"""

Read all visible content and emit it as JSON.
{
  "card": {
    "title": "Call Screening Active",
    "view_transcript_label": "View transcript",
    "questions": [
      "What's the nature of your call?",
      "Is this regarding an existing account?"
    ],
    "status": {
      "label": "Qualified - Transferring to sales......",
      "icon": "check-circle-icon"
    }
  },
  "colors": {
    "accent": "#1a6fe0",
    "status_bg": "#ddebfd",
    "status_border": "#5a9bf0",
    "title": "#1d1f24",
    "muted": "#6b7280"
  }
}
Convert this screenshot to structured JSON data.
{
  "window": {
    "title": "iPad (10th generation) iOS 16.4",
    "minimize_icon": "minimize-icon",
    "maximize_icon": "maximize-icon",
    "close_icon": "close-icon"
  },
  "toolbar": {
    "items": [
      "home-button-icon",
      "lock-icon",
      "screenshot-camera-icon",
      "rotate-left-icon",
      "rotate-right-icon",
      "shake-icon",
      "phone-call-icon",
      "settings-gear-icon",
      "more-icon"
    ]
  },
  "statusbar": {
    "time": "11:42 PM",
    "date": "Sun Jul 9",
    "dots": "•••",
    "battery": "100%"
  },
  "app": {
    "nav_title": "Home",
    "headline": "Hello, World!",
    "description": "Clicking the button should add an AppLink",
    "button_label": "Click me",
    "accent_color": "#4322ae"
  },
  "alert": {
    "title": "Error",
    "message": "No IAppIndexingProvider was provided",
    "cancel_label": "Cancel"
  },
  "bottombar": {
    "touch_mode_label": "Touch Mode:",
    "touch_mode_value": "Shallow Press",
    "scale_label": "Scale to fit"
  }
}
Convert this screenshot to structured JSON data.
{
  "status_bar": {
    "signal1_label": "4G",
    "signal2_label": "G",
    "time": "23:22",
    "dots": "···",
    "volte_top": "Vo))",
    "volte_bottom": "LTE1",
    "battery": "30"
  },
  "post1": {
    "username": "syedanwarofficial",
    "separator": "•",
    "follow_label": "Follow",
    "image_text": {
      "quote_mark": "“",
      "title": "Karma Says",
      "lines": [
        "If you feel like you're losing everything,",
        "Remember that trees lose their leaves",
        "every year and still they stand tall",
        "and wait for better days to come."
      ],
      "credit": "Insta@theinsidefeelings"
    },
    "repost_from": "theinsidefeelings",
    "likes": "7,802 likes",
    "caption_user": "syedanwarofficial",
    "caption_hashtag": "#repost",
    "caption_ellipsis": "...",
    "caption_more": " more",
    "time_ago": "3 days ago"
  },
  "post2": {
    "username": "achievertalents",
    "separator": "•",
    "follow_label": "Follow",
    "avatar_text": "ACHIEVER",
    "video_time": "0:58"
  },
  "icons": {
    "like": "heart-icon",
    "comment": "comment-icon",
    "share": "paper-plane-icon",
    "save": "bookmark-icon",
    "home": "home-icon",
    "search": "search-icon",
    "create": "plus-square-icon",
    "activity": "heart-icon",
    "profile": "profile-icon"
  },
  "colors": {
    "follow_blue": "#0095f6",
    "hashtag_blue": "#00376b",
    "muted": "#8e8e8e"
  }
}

"""

# GIVEN INSTRUCTION
Return the listing above in full, character for character.

# WRITTEN ANSWER
Read all visible content and emit it as JSON.
{
  "card": {
    "title": "Call Screening Active",
    "view_transcript_label": "View transcript",
    "questions": [
      "What's the nature of your call?",
      "Is this regarding an existing account?"
    ],
    "status": {
      "label": "Qualified - Transferring to sales......",
      "icon": "check-circle-icon"
    }
  },
  "colors": {
    "accent": "#1a6fe0",
    "status_bg": "#ddebfd",
    "status_border": "#5a9bf0",
    "title": "#1d1f24",
    "muted": "#6b7280"
  }
}
Convert this screenshot to structured JSON data.
{
  "window": {
    "title": "iPad (10th generation) iOS 16.4",
    "minimize_icon": "minimize-icon",
    "maximize_icon": "maximize-icon",
    "close_icon": "close-icon"
  },
  "toolbar": {
    "items": [
      "home-button-icon",
      "lock-icon",
      "screenshot-camera-icon",
      "rotate-left-icon",
      "rotate-right-icon",
      "shake-icon",
      "phone-call-icon",
      "settings-gear-icon",
      "more-icon"
    ]
  },
  "statusbar": {
    "time": "11:42 PM",
    "date": "Sun Jul 9",
    "dots": "•••",
    "battery": "100%"
  },
  "app": {
    "nav_title": "Home",
    "headline": "Hello, World!",
    "description": "Clicking the button should add an AppLink",
    "button_label": "Click me",
    "accent_color": "#4322ae"
  },
  "alert": {
    "title": "Error",
    "message": "No IAppIndexingProvider was provided",
    "cancel_label": "Cancel"
  },
  "bottombar": {
    "touch_mode_label": "Touch Mode:",
    "touch_mode_value": "Shallow Press",
    "scale_label": "Scale to fit"
  }
}
Convert this screenshot to structured JSON data.
{
  "status_bar": {
    "signal1_label": "4G",
    "signal2_label": "G",
    "time": "23:22",
    "dots": "···",
    "volte_top": "Vo))",
    "volte_bottom": "LTE1",
    "battery": "30"
  },
  "post1": {
    "username": "syedanwarofficial",
    "separator": "•",
    "follow_label": "Follow",
    "image_text": {
      "quote_mark": "“",
      "title": "Karma Says",
      "lines": [
        "If you feel like you're losing everything,",
        "Remember that trees lose their leaves",
        "every year and still they stand tall",
        "and wait for better days to come."
      ],
      "credit": "Insta@theinsidefeelings"
    },
    "repost_from": "theinsidefeelings",
    "likes": "7,802 likes",
    "caption_user": "syedanwarofficial",
    "caption_hashtag": "#repost",
    "caption_ellipsis": "...",
    "caption_more": " more",
    "time_ago": "3 days ago"
  },
  "post2": {
    "username": "achievertalents",
    "separator": "•",
    "follow_label": "Follow",
    "avatar_text": "ACHIEVER",
    "video_time": "0:58"
  },
  "icons": {
    "like": "heart-icon",
    "comment": "comment-icon",
    "share": "paper-plane-icon",
    "save": "bookmark-icon",
    "home": "home-icon",
    "search": "search-icon",
    "create": "plus-square-icon",
    "activity": "heart-icon",
    "profile": "profile-icon"
  },
  "colors": {
    "follow_blue": "#0095f6",
    "hashtag_blue": "#00376b",
    "muted": "#8e8e8e"
  }
}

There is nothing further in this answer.